Description of the task ▸ Without omitting anything, return the records precisely as given.

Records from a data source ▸
◇ ◇ ◇ ◇ ◇ ◇ ◇
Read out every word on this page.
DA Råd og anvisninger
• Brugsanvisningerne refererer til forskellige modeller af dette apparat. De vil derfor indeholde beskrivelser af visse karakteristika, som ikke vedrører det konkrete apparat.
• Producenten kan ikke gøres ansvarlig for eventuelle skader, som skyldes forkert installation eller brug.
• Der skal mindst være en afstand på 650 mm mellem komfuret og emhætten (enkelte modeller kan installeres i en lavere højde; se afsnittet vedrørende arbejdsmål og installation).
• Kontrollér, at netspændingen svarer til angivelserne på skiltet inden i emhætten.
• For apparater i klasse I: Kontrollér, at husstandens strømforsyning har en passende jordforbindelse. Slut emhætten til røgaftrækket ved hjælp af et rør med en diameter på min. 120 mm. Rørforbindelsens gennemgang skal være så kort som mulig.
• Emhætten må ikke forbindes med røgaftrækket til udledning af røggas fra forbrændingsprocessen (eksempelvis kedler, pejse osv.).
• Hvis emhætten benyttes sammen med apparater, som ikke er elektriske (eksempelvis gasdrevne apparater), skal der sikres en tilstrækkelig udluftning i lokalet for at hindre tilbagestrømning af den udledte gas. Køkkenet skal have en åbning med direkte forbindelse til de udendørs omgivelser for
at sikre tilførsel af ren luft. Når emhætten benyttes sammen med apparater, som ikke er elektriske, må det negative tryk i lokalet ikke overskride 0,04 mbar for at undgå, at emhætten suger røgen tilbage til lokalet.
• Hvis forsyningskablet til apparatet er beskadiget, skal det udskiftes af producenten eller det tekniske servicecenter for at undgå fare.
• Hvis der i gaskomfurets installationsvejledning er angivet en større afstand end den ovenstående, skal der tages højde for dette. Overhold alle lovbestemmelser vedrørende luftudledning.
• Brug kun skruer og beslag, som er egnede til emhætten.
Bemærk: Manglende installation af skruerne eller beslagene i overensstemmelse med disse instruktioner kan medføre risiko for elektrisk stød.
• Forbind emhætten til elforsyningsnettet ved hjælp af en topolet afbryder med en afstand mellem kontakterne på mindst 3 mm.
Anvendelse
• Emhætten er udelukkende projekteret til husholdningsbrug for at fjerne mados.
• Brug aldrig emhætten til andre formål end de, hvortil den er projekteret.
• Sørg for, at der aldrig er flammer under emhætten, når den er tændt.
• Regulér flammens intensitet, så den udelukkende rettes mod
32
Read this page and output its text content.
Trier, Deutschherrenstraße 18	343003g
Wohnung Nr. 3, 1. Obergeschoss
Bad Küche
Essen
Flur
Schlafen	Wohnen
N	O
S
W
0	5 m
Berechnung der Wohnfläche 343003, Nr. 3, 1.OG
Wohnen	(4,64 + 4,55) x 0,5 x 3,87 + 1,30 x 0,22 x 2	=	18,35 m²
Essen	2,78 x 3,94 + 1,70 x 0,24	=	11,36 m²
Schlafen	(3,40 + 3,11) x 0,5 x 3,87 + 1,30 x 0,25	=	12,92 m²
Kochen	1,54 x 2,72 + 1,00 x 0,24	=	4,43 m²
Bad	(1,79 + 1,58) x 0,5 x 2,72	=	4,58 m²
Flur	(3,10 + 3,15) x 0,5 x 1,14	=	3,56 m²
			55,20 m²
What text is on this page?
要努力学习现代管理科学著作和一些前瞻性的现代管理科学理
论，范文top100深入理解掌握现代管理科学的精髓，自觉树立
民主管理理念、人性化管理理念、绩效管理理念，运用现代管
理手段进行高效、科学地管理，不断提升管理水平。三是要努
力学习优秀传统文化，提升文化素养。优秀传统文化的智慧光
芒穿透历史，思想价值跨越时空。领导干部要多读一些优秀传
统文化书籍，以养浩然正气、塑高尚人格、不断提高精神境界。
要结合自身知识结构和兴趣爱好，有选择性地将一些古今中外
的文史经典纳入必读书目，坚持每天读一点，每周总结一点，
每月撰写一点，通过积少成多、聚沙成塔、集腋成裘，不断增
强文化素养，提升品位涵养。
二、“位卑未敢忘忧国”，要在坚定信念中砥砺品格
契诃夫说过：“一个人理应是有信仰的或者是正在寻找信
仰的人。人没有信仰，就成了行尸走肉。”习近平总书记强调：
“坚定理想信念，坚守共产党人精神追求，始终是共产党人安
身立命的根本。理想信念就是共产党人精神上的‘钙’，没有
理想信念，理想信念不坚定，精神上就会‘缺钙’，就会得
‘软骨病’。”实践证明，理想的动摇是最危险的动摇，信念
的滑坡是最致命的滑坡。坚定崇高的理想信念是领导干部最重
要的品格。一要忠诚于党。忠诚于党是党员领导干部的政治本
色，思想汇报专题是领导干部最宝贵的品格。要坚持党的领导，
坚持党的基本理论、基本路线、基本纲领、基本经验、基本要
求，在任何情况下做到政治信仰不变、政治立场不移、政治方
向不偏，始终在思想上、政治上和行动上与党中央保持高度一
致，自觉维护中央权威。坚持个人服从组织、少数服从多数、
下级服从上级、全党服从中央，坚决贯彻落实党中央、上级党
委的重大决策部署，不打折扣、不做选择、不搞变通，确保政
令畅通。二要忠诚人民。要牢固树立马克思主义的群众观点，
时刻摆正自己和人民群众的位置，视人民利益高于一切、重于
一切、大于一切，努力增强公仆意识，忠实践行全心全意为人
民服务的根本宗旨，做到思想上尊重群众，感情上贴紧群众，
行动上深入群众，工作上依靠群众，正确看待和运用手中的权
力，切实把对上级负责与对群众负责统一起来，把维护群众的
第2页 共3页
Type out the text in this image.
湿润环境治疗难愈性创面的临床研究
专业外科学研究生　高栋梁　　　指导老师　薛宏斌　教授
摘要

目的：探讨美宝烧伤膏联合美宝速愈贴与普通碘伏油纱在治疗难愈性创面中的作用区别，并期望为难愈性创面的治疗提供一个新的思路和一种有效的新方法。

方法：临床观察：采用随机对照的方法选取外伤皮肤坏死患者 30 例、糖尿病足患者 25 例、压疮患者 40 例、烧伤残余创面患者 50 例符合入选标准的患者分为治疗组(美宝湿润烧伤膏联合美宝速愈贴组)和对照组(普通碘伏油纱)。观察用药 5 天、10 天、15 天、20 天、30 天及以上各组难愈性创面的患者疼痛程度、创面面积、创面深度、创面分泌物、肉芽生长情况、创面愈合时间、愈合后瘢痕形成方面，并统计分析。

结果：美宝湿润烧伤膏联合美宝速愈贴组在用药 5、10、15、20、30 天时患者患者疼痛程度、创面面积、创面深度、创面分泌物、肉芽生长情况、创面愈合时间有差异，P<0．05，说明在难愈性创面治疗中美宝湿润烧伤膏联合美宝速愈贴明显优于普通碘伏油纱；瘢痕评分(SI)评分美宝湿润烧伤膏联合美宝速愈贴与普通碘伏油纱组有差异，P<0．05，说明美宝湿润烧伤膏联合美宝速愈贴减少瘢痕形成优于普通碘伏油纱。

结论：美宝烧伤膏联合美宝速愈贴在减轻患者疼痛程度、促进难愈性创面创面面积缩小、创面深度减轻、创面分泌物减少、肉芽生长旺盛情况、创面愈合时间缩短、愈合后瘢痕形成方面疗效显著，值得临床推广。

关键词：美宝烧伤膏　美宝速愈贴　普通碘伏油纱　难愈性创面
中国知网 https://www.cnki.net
◇ ◇ ◇ ◇ ◇ ◇ ◇
Exercise response ▸
Read out every word on this page.
DA Råd og anvisninger
• Brugsanvisningerne refererer til forskellige modeller af dette apparat. De vil derfor indeholde beskrivelser af visse karakteristika, som ikke vedrører det konkrete apparat.
• Producenten kan ikke gøres ansvarlig for eventuelle skader, som skyldes forkert installation eller brug.
• Der skal mindst være en afstand på 650 mm mellem komfuret og emhætten (enkelte modeller kan installeres i en lavere højde; se afsnittet vedrørende arbejdsmål og installation).
• Kontrollér, at netspændingen svarer til angivelserne på skiltet inden i emhætten.
• For apparater i klasse I: Kontrollér, at husstandens strømforsyning har en passende jordforbindelse. Slut emhætten til røgaftrækket ved hjælp af et rør med en diameter på min. 120 mm. Rørforbindelsens gennemgang skal være så kort som mulig.
• Emhætten må ikke forbindes med røgaftrækket til udledning af røggas fra forbrændingsprocessen (eksempelvis kedler, pejse osv.).
• Hvis emhætten benyttes sammen med apparater, som ikke er elektriske (eksempelvis gasdrevne apparater), skal der sikres en tilstrækkelig udluftning i lokalet for at hindre tilbagestrømning af den udledte gas. Køkkenet skal have en åbning med direkte forbindelse til de udendørs omgivelser for
at sikre tilførsel af ren luft. Når emhætten benyttes sammen med apparater, som ikke er elektriske, må det negative tryk i lokalet ikke overskride 0,04 mbar for at undgå, at emhætten suger røgen tilbage til lokalet.
• Hvis forsyningskablet til apparatet er beskadiget, skal det udskiftes af producenten eller det tekniske servicecenter for at undgå fare.
• Hvis der i gaskomfurets installationsvejledning er angivet en større afstand end den ovenstående, skal der tages højde for dette. Overhold alle lovbestemmelser vedrørende luftudledning.
• Brug kun skruer og beslag, som er egnede til emhætten.
Bemærk: Manglende installation af skruerne eller beslagene i overensstemmelse med disse instruktioner kan medføre risiko for elektrisk stød.
• Forbind emhætten til elforsyningsnettet ved hjælp af en topolet afbryder med en afstand mellem kontakterne på mindst 3 mm.
Anvendelse
• Emhætten er udelukkende projekteret til husholdningsbrug for at fjerne mados.
• Brug aldrig emhætten til andre formål end de, hvortil den er projekteret.
• Sørg for, at der aldrig er flammer under emhætten, når den er tændt.
• Regulér flammens intensitet, så den udelukkende rettes mod
32
Read this page and output its text content.
Trier, Deutschherrenstraße 18	343003g
Wohnung Nr. 3, 1. Obergeschoss
Bad Küche
Essen
Flur
Schlafen	Wohnen
N	O
S
W
0	5 m
Berechnung der Wohnfläche 343003, Nr. 3, 1.OG
Wohnen	(4,64 + 4,55) x 0,5 x 3,87 + 1,30 x 0,22 x 2	=	18,35 m²
Essen	2,78 x 3,94 + 1,70 x 0,24	=	11,36 m²
Schlafen	(3,40 + 3,11) x 0,5 x 3,87 + 1,30 x 0,25	=	12,92 m²
Kochen	1,54 x 2,72 + 1,00 x 0,24	=	4,43 m²
Bad	(1,79 + 1,58) x 0,5 x 2,72	=	4,58 m²
Flur	(3,10 + 3,15) x 0,5 x 1,14	=	3,56 m²
			55,20 m²
What text is on this page?
要努力学习现代管理科学著作和一些前瞻性的现代管理科学理
论，范文top100深入理解掌握现代管理科学的精髓，自觉树立
民主管理理念、人性化管理理念、绩效管理理念，运用现代管
理手段进行高效、科学地管理，不断提升管理水平。三是要努
力学习优秀传统文化，提升文化素养。优秀传统文化的智慧光
芒穿透历史，思想价值跨越时空。领导干部要多读一些优秀传
统文化书籍，以养浩然正气、塑高尚人格、不断提高精神境界。
要结合自身知识结构和兴趣爱好，有选择性地将一些古今中外
的文史经典纳入必读书目，坚持每天读一点，每周总结一点，
每月撰写一点，通过积少成多、聚沙成塔、集腋成裘，不断增
强文化素养，提升品位涵养。
二、“位卑未敢忘忧国”，要在坚定信念中砥砺品格
契诃夫说过：“一个人理应是有信仰的或者是正在寻找信
仰的人。人没有信仰，就成了行尸走肉。”习近平总书记强调：
“坚定理想信念，坚守共产党人精神追求，始终是共产党人安
身立命的根本。理想信念就是共产党人精神上的‘钙’，没有
理想信念，理想信念不坚定，精神上就会‘缺钙’，就会得
‘软骨病’。”实践证明，理想的动摇是最危险的动摇，信念
的滑坡是最致命的滑坡。坚定崇高的理想信念是领导干部最重
要的品格。一要忠诚于党。忠诚于党是党员领导干部的政治本
色，思想汇报专题是领导干部最宝贵的品格。要坚持党的领导，
坚持党的基本理论、基本路线、基本纲领、基本经验、基本要
求，在任何情况下做到政治信仰不变、政治立场不移、政治方
向不偏，始终在思想上、政治上和行动上与党中央保持高度一
致，自觉维护中央权威。坚持个人服从组织、少数服从多数、
下级服从上级、全党服从中央，坚决贯彻落实党中央、上级党
委的重大决策部署，不打折扣、不做选择、不搞变通，确保政
令畅通。二要忠诚人民。要牢固树立马克思主义的群众观点，
时刻摆正自己和人民群众的位置，视人民利益高于一切、重于
一切、大于一切，努力增强公仆意识，忠实践行全心全意为人
民服务的根本宗旨，做到思想上尊重群众，感情上贴紧群众，
行动上深入群众，工作上依靠群众，正确看待和运用手中的权
力，切实把对上级负责与对群众负责统一起来，把维护群众的
第2页 共3页
Type out the text in this image.
湿润环境治疗难愈性创面的临床研究
专业外科学研究生　高栋梁　　　指导老师　薛宏斌　教授
摘要

目的：探讨美宝烧伤膏联合美宝速愈贴与普通碘伏油纱在治疗难愈性创面中的作用区别，并期望为难愈性创面的治疗提供一个新的思路和一种有效的新方法。

方法：临床观察：采用随机对照的方法选取外伤皮肤坏死患者 30 例、糖尿病足患者 25 例、压疮患者 40 例、烧伤残余创面患者 50 例符合入选标准的患者分为治疗组(美宝湿润烧伤膏联合美宝速愈贴组)和对照组(普通碘伏油纱)。观察用药 5 天、10 天、15 天、20 天、30 天及以上各组难愈性创面的患者疼痛程度、创面面积、创面深度、创面分泌物、肉芽生长情况、创面愈合时间、愈合后瘢痕形成方面，并统计分析。

结果：美宝湿润烧伤膏联合美宝速愈贴组在用药 5、10、15、20、30 天时患者患者疼痛程度、创面面积、创面深度、创面分泌物、肉芽生长情况、创面愈合时间有差异，P<0．05，说明在难愈性创面治疗中美宝湿润烧伤膏联合美宝速愈贴明显优于普通碘伏油纱；瘢痕评分(SI)评分美宝湿润烧伤膏联合美宝速愈贴与普通碘伏油纱组有差异，P<0．05，说明美宝湿润烧伤膏联合美宝速愈贴减少瘢痕形成优于普通碘伏油纱。

结论：美宝烧伤膏联合美宝速愈贴在减轻患者疼痛程度、促进难愈性创面创面面积缩小、创面深度减轻、创面分泌物减少、肉芽生长旺盛情况、创面愈合时间缩短、愈合后瘢痕形成方面疗效显著，值得临床推广。

关键词：美宝烧伤膏　美宝速愈贴　普通碘伏油纱　难愈性创面
中国知网 https://www.cnki.net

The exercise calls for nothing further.